> [Data shown]:
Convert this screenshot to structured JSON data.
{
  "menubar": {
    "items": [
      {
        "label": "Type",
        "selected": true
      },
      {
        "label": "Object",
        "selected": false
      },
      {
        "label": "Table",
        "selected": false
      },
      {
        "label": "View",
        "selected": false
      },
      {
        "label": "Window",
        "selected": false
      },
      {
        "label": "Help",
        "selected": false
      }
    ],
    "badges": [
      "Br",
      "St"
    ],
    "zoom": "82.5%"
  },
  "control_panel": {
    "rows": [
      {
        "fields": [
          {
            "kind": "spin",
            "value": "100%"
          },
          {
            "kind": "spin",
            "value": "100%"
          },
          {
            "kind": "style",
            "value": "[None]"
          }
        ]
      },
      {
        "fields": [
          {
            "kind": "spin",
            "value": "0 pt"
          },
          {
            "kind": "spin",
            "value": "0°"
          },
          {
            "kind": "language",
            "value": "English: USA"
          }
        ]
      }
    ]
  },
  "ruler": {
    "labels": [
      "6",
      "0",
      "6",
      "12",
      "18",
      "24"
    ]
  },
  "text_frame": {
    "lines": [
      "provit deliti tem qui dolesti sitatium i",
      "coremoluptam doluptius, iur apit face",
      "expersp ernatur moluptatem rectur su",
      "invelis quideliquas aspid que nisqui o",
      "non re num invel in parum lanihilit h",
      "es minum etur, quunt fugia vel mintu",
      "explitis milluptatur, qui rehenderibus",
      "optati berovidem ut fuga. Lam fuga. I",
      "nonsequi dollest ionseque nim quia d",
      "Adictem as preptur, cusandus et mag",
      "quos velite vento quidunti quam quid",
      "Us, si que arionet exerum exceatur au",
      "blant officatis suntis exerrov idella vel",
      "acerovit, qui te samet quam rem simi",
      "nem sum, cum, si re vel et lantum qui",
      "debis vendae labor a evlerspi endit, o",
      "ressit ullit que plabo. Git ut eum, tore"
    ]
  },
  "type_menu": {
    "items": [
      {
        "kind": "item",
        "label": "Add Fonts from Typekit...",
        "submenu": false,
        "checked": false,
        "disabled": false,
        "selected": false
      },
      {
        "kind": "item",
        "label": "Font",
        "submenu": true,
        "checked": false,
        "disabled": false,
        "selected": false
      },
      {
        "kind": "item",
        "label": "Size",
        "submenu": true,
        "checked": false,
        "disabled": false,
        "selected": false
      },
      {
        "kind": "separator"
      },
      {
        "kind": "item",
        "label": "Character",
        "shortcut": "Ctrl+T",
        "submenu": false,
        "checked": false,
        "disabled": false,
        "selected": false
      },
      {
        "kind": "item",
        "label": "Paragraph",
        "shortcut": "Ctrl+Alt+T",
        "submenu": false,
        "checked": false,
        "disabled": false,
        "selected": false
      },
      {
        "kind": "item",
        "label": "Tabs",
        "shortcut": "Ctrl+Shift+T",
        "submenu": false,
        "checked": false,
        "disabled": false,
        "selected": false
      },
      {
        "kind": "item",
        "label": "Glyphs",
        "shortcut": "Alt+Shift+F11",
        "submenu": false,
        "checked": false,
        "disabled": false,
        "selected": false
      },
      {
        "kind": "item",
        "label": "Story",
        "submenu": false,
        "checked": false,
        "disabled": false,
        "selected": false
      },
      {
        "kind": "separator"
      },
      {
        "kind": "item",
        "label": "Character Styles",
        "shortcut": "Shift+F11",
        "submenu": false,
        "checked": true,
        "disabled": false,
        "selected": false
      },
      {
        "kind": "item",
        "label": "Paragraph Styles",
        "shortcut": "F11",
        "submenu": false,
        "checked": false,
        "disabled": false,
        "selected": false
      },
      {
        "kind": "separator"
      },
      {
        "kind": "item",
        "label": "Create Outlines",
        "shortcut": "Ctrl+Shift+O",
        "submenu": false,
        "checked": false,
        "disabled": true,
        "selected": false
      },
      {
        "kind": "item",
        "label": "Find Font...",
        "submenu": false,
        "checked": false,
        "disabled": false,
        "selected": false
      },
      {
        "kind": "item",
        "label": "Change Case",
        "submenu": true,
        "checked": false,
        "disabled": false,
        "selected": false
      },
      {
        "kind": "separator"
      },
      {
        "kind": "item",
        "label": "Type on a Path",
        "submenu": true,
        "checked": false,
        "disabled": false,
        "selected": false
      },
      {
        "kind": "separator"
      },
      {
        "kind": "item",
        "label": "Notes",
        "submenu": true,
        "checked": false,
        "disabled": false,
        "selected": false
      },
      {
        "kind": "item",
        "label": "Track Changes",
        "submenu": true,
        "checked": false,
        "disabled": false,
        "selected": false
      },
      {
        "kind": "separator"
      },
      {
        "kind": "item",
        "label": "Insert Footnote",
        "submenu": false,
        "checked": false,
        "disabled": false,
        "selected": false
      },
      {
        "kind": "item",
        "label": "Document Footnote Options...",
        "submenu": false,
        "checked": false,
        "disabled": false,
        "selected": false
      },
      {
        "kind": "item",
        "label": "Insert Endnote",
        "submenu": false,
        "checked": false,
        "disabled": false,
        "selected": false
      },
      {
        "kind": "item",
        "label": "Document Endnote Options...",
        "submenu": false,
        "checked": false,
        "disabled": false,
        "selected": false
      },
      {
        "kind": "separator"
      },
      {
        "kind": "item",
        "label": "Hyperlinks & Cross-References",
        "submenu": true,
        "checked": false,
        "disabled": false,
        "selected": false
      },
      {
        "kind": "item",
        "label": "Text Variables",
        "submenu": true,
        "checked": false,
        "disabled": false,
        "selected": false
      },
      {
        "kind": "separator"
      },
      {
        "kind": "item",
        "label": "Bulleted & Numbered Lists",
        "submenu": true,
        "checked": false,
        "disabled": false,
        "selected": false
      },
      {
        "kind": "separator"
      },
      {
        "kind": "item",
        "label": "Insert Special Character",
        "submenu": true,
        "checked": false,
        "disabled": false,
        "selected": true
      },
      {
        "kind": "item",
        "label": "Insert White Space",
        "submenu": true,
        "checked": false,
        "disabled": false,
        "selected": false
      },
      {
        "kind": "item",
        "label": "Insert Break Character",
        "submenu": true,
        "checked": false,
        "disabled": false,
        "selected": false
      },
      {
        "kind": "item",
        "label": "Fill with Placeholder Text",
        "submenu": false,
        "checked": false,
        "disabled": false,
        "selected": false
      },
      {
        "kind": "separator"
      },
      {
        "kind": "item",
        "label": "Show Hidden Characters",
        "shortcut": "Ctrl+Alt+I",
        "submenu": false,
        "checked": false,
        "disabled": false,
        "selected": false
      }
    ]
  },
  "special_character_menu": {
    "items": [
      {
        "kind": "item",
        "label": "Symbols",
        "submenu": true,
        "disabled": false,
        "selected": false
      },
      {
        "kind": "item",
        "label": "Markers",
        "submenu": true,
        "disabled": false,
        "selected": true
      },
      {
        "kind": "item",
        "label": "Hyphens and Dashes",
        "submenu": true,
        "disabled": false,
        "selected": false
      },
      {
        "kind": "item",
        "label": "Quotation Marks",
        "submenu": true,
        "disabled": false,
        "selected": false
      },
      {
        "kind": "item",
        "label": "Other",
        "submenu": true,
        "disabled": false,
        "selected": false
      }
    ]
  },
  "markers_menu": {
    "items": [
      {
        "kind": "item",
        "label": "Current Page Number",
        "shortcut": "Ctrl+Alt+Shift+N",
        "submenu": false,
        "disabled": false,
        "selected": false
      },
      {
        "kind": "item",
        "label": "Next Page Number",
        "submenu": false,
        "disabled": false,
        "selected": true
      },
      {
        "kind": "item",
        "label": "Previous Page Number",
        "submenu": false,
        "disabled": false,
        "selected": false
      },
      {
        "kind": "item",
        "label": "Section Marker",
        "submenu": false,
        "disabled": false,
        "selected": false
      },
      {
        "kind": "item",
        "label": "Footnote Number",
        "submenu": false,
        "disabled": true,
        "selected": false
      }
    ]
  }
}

> [Given instruction]:
Write the material out again in its entirety, exactly as shown.

> [Output of the exercise]:
Convert this screenshot to structured JSON data.
{
  "menubar": {
    "items": [
      {
        "label": "Type",
        "selected": true
      },
      {
        "label": "Object",
        "selected": false
      },
      {
        "label": "Table",
        "selected": false
      },
      {
        "label": "View",
        "selected": false
      },
      {
        "label": "Window",
        "selected": false
      },
      {
        "label": "Help",
        "selected": false
      }
    ],
    "badges": [
      "Br",
      "St"
    ],
    "zoom": "82.5%"
  },
  "control_panel": {
    "rows": [
      {
        "fields": [
          {
            "kind": "spin",
            "value": "100%"
          },
          {
            "kind": "spin",
            "value": "100%"
          },
          {
            "kind": "style",
            "value": "[None]"
          }
        ]
      },
      {
        "fields": [
          {
            "kind": "spin",
            "value": "0 pt"
          },
          {
            "kind": "spin",
            "value": "0°"
          },
          {
            "kind": "language",
            "value": "English: USA"
          }
        ]
      }
    ]
  },
  "ruler": {
    "labels": [
      "6",
      "0",
      "6",
      "12",
      "18",
      "24"
    ]
  },
  "text_frame": {
    "lines": [
      "provit deliti tem qui dolesti sitatium i",
      "coremoluptam doluptius, iur apit face",
      "expersp ernatur moluptatem rectur su",
      "invelis quideliquas aspid que nisqui o",
      "non re num invel in parum lanihilit h",
      "es minum etur, quunt fugia vel mintu",
      "explitis milluptatur, qui rehenderibus",
      "optati berovidem ut fuga. Lam fuga. I",
      "nonsequi dollest ionseque nim quia d",
      "Adictem as preptur, cusandus et mag",
      "quos velite vento quidunti quam quid",
      "Us, si que arionet exerum exceatur au",
      "blant officatis suntis exerrov idella vel",
      "acerovit, qui te samet quam rem simi",
      "nem sum, cum, si re vel et lantum qui",
      "debis vendae labor a evlerspi endit, o",
      "ressit ullit que plabo. Git ut eum, tore"
    ]
  },
  "type_menu": {
    "items": [
      {
        "kind": "item",
        "label": "Add Fonts from Typekit...",
        "submenu": false,
        "checked": false,
        "disabled": false,
        "selected": false
      },
      {
        "kind": "item",
        "label": "Font",
        "submenu": true,
        "checked": false,
        "disabled": false,
        "selected": false
      },
      {
        "kind": "item",
        "label": "Size",
        "submenu": true,
        "checked": false,
        "disabled": false,
        "selected": false
      },
      {
        "kind": "separator"
      },
      {
        "kind": "item",
        "label": "Character",
        "shortcut": "Ctrl+T",
        "submenu": false,
        "checked": false,
        "disabled": false,
        "selected": false
      },
      {
        "kind": "item",
        "label": "Paragraph",
        "shortcut": "Ctrl+Alt+T",
        "submenu": false,
        "checked": false,
        "disabled": false,
        "selected": false
      },
      {
        "kind": "item",
        "label": "Tabs",
        "shortcut": "Ctrl+Shift+T",
        "submenu": false,
        "checked": false,
        "disabled": false,
        "selected": false
      },
      {
        "kind": "item",
        "label": "Glyphs",
        "shortcut": "Alt+Shift+F11",
        "submenu": false,
        "checked": false,
        "disabled": false,
        "selected": false
      },
      {
        "kind": "item",
        "label": "Story",
        "submenu": false,
        "checked": false,
        "disabled": false,
        "selected": false
      },
      {
        "kind": "separator"
      },
      {
        "kind": "item",
        "label": "Character Styles",
        "shortcut": "Shift+F11",
        "submenu": false,
        "checked": true,
        "disabled": false,
        "selected": false
      },
      {
        "kind": "item",
        "label": "Paragraph Styles",
        "shortcut": "F11",
        "submenu": false,
        "checked": false,
        "disabled": false,
        "selected": false
      },
      {
        "kind": "separator"
      },
      {
        "kind": "item",
        "label": "Create Outlines",
        "shortcut": "Ctrl+Shift+O",
        "submenu": false,
        "checked": false,
        "disabled": true,
        "selected": false
      },
      {
        "kind": "item",
        "label": "Find Font...",
        "submenu": false,
        "checked": false,
        "disabled": false,
        "selected": false
      },
      {
        "kind": "item",
        "label": "Change Case",
        "submenu": true,
        "checked": false,
        "disabled": false,
        "selected": false
      },
      {
        "kind": "separator"
      },
      {
        "kind": "item",
        "label": "Type on a Path",
        "submenu": true,
        "checked": false,
        "disabled": false,
        "selected": false
      },
      {
        "kind": "separator"
      },
      {
        "kind": "item",
        "label": "Notes",
        "submenu": true,
        "checked": false,
        "disabled": false,
        "selected": false
      },
      {
        "kind": "item",
        "label": "Track Changes",
        "submenu": true,
        "checked": false,
        "disabled": false,
        "selected": false
      },
      {
        "kind": "separator"
      },
      {
        "kind": "item",
        "label": "Insert Footnote",
        "submenu": false,
        "checked": false,
        "disabled": false,
        "selected": false
      },
      {
        "kind": "item",
        "label": "Document Footnote Options...",
        "submenu": false,
        "checked": false,
        "disabled": false,
        "selected": false
      },
      {
        "kind": "item",
        "label": "Insert Endnote",
        "submenu": false,
        "checked": false,
        "disabled": false,
        "selected": false
      },
      {
        "kind": "item",
        "label": "Document Endnote Options...",
        "submenu": false,
        "checked": false,
        "disabled": false,
        "selected": false
      },
      {
        "kind": "separator"
      },
      {
        "kind": "item",
        "label": "Hyperlinks & Cross-References",
        "submenu": true,
        "checked": false,
        "disabled": false,
        "selected": false
      },
      {
        "kind": "item",
        "label": "Text Variables",
        "submenu": true,
        "checked": false,
        "disabled": false,
        "selected": false
      },
      {
        "kind": "separator"
      },
      {
        "kind": "item",
        "label": "Bulleted & Numbered Lists",
        "submenu": true,
        "checked": false,
        "disabled": false,
        "selected": false
      },
      {
        "kind": "separator"
      },
      {
        "kind": "item",
        "label": "Insert Special Character",
        "submenu": true,
        "checked": false,
        "disabled": false,
        "selected": true
      },
      {
        "kind": "item",
        "label": "Insert White Space",
        "submenu": true,
        "checked": false,
        "disabled": false,
        "selected": false
      },
      {
        "kind": "item",
        "label": "Insert Break Character",
        "submenu": true,
        "checked": false,
        "disabled": false,
        "selected": false
      },
      {
        "kind": "item",
        "label": "Fill with Placeholder Text",
        "submenu": false,
        "checked": false,
        "disabled": false,
        "selected": false
      },
      {
        "kind": "separator"
      },
      {
        "kind": "item",
        "label": "Show Hidden Characters",
        "shortcut": "Ctrl+Alt+I",
        "submenu": false,
        "checked": false,
        "disabled": false,
        "selected": false
      }
    ]
  },
  "special_character_menu": {
    "items": [
      {
        "kind": "item",
        "label": "Symbols",
        "submenu": true,
        "disabled": false,
        "selected": false
      },
      {
        "kind": "item",
        "label": "Markers",
        "submenu": true,
        "disabled": false,
        "selected": true
      },
      {
        "kind": "item",
        "label": "Hyphens and Dashes",
        "submenu": true,
        "disabled": false,
        "selected": false
      },
      {
        "kind": "item",
        "label": "Quotation Marks",
        "submenu": true,
        "disabled": false,
        "selected": false
      },
      {
        "kind": "item",
        "label": "Other",
        "submenu": true,
        "disabled": false,
        "selected": false
      }
    ]
  },
  "markers_menu": {
    "items": [
      {
        "kind": "item",
        "label": "Current Page Number",
        "shortcut": "Ctrl+Alt+Shift+N",
        "submenu": false,
        "disabled": false,
        "selected": false
      },
      {
        "kind": "item",
        "label": "Next Page Number",
        "submenu": false,
        "disabled": false,
        "selected": true
      },
      {
        "kind": "item",
        "label": "Previous Page Number",
        "submenu": false,
        "disabled": false,
        "selected": false
      },
      {
        "kind": "item",
        "label": "Section Marker",
        "submenu": false,
        "disabled": false,
        "selected": false
      },
      {
        "kind": "item",
        "label": "Footnote Number",
        "submenu": false,
        "disabled": true,
        "selected": false
      }
    ]
  }
}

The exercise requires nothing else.